__Exercise details__. Some lines below hold "changes". Pick them out and copy them.

__Supplied material__.
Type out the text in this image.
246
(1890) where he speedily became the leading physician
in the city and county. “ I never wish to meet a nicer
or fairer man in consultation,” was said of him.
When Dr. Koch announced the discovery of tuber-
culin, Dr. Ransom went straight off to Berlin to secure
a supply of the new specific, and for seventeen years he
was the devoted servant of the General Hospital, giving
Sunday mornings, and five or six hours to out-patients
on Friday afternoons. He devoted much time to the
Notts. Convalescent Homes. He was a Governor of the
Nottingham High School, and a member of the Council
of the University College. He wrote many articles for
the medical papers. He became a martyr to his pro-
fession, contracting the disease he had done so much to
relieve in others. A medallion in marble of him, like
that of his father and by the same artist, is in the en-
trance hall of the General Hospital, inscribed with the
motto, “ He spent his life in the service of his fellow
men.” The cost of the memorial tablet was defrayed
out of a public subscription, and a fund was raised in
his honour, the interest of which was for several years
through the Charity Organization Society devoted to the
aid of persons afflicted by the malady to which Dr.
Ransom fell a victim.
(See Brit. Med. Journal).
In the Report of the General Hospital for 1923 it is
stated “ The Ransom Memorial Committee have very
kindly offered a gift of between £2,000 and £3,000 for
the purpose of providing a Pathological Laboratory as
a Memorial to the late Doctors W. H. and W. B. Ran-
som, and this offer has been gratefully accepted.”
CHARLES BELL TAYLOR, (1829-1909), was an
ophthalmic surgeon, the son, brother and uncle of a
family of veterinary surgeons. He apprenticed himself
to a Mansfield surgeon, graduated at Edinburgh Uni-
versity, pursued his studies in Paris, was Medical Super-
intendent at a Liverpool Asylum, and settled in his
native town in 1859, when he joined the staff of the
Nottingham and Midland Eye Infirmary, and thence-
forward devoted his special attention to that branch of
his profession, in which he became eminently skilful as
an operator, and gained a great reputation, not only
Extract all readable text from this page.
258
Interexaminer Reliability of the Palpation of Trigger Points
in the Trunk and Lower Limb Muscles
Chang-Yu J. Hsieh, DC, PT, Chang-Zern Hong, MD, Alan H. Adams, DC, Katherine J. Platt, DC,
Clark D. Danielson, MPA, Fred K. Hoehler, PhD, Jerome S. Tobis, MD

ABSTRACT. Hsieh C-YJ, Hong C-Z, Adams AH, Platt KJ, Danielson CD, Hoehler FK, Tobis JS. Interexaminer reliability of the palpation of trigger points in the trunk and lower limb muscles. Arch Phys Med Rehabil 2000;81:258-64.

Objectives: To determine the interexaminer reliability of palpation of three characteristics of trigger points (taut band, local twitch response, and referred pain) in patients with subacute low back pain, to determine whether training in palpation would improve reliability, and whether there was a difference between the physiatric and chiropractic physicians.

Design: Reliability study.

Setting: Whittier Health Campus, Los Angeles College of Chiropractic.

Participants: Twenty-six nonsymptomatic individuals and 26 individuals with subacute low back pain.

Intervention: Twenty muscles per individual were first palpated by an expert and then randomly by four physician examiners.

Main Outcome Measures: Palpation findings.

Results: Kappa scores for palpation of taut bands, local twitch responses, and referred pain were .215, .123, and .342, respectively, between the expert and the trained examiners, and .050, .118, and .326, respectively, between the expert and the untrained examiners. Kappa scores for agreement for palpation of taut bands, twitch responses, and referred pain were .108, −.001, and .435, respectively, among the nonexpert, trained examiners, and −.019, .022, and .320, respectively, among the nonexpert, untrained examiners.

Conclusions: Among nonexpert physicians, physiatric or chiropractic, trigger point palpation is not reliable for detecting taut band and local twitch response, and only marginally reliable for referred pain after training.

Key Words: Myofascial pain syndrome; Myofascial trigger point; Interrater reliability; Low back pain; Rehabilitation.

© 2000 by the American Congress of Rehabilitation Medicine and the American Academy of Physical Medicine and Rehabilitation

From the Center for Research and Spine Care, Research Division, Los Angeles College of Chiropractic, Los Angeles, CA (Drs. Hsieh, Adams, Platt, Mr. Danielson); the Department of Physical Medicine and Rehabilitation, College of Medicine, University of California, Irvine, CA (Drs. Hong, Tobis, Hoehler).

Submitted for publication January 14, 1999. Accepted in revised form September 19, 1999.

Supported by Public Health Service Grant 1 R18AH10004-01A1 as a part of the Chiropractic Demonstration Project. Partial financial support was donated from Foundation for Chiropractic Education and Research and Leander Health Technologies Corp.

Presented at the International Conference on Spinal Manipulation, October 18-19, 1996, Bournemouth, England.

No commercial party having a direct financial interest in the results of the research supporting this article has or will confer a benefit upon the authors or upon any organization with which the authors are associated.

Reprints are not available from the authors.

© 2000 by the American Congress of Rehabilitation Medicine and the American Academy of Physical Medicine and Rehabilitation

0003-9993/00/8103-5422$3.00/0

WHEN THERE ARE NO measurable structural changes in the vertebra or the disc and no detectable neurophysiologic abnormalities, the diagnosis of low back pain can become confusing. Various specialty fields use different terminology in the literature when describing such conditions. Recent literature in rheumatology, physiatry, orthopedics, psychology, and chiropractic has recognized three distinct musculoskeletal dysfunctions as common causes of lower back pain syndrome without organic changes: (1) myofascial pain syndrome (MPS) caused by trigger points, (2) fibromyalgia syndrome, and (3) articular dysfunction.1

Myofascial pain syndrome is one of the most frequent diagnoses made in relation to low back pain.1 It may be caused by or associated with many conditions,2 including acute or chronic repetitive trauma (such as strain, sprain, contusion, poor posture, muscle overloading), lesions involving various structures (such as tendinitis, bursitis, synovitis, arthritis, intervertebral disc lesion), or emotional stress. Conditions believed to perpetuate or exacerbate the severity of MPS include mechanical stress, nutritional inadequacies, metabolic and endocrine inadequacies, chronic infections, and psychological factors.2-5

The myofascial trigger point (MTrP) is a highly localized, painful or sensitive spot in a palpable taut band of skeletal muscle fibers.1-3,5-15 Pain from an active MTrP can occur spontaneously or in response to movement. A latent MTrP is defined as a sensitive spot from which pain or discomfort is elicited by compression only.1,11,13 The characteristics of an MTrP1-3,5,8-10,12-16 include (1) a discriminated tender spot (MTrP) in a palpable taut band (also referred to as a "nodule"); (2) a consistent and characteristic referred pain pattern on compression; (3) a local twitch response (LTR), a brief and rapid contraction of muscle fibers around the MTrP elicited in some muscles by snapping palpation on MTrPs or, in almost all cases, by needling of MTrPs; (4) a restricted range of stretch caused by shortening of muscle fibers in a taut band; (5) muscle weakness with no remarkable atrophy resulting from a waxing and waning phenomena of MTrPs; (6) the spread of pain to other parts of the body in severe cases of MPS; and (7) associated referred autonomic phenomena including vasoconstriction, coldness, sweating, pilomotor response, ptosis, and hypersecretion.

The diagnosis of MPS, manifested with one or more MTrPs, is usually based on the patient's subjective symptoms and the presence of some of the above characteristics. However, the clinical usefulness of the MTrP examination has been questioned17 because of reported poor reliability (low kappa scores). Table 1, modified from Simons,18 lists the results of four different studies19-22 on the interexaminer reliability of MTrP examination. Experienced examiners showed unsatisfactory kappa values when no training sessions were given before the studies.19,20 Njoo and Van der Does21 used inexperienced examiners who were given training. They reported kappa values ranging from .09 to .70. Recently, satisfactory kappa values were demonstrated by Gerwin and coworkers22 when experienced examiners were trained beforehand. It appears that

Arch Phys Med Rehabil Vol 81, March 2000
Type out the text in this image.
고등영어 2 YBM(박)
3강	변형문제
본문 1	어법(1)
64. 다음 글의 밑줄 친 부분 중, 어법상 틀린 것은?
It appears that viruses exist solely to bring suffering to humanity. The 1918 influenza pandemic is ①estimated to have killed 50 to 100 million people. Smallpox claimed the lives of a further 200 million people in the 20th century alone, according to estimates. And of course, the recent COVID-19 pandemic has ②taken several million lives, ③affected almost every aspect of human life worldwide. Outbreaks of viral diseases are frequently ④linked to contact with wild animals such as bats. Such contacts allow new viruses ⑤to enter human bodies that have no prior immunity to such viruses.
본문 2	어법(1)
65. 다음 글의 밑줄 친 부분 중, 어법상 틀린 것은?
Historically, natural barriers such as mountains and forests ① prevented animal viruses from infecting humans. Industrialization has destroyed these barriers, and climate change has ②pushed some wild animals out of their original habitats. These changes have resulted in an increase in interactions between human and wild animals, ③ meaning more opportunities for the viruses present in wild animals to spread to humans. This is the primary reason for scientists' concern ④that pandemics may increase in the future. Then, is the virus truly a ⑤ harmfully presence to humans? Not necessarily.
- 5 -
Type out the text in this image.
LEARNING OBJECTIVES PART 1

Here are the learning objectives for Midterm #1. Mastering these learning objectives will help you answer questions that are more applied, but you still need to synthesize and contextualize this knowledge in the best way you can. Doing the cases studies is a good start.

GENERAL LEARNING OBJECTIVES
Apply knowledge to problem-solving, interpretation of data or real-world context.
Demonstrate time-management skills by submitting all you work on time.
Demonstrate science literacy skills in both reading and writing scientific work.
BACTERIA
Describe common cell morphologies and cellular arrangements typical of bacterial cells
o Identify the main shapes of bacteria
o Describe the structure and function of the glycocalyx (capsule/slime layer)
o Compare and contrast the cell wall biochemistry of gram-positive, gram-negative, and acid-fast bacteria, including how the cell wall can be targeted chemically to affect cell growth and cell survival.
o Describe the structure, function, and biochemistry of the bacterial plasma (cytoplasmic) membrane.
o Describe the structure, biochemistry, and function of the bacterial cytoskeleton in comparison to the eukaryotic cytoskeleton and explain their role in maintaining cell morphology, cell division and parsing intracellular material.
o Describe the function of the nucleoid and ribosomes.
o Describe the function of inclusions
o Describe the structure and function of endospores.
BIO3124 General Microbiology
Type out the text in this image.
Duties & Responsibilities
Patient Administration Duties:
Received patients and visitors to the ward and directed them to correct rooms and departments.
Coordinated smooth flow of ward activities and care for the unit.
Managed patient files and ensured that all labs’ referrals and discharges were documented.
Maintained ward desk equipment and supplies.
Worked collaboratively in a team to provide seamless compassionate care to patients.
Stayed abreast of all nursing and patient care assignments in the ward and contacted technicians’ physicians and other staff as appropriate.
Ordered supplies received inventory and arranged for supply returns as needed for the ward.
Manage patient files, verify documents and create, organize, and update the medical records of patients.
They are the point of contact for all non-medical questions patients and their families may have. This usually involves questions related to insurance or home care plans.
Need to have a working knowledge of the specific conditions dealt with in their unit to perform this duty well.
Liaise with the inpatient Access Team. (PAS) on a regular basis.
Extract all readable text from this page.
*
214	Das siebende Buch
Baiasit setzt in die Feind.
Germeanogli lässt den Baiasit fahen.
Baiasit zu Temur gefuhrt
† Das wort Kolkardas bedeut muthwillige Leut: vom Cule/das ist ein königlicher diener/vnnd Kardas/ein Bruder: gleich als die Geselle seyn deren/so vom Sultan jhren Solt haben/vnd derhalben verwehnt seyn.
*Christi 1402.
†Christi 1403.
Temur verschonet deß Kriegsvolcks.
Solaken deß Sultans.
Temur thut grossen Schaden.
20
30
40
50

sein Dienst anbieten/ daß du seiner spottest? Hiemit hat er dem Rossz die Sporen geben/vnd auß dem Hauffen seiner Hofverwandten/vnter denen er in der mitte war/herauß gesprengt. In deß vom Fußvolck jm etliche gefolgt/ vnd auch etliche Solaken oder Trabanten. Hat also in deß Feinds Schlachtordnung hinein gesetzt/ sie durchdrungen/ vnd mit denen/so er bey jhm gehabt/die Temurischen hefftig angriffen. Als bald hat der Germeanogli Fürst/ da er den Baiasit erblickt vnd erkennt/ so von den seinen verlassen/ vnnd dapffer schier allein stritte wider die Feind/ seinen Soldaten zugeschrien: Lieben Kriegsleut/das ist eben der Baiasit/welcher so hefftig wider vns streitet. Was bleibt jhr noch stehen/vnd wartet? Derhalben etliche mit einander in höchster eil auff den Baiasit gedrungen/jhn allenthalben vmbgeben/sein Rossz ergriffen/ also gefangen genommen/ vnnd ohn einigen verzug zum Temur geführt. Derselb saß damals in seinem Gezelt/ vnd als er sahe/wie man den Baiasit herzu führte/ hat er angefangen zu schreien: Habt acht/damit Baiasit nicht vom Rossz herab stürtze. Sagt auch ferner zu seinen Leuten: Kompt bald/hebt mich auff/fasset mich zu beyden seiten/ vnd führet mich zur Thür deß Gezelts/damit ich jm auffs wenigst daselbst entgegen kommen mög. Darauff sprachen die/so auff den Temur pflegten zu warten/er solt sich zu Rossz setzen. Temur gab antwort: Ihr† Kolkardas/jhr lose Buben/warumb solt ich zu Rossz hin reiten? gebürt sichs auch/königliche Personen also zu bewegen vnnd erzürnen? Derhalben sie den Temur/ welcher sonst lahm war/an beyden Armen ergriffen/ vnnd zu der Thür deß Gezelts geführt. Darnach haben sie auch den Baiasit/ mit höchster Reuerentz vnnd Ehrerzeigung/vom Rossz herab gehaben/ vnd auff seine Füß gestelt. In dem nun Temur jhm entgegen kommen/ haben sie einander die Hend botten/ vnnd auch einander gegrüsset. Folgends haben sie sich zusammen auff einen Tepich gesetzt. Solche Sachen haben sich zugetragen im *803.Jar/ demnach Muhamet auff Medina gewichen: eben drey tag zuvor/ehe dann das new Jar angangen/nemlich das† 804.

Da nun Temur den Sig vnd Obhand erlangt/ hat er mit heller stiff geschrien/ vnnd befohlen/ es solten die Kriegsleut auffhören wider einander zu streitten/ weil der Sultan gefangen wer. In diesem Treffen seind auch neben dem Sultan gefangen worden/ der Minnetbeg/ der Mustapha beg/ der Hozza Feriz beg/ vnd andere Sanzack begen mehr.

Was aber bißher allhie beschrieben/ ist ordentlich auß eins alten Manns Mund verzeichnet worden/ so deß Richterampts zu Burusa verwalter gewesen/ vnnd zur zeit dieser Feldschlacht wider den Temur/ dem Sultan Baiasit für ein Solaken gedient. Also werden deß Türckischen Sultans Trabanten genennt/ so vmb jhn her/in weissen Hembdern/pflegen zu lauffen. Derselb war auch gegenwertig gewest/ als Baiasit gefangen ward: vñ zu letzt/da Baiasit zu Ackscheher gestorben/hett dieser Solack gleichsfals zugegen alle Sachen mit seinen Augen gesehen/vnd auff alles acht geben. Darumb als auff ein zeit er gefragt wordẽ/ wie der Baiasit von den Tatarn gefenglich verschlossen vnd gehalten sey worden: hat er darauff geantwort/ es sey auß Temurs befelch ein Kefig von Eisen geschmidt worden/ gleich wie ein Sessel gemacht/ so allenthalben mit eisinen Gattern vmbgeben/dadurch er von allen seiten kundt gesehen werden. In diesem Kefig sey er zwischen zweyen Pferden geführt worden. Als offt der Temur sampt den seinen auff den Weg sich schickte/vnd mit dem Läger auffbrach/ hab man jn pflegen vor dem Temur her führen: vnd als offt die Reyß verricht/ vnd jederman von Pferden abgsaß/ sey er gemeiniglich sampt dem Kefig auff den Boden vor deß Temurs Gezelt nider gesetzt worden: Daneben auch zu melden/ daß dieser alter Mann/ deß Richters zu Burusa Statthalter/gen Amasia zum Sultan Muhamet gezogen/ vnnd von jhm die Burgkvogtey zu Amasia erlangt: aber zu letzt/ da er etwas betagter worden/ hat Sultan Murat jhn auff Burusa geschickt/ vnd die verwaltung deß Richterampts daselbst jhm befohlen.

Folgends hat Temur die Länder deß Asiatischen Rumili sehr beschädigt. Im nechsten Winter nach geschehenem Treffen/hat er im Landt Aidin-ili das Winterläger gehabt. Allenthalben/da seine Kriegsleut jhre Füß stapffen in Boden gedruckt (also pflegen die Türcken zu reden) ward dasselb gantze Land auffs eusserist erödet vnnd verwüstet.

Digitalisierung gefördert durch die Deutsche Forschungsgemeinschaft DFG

__Your solution__.
WHEN THERE ARE NO measurable structural changes in the vertebra or the disc and no detectable neurophysiologic abnormalities, the diagnosis of low back pain can become confusing. Various specialty fields use different terminology in the literature when describing such conditions. Recent literature in rheumatology, physiatry, orthopedics, psychology, and chiropractic has recognized three distinct musculoskeletal dysfunctions as common causes of lower back pain syndrome without organic changes: (1) myofascial pain syndrome (MPS) caused by trigger points, (2) fibromyalgia syndrome, and (3) articular dysfunction.1
Historically, natural barriers such as mountains and forests ① prevented animal viruses from infecting humans. Industrialization has destroyed these barriers, and climate change has ②pushed some wild animals out of their original habitats. These changes have resulted in an increase in interactions between human and wild animals, ③ meaning more opportunities for the viruses present in wild animals to spread to humans. This is the primary reason for scientists' concern ④that pandemics may increase in the future. Then, is the virus truly a ⑤ harmfully presence to humans? Not necessarily.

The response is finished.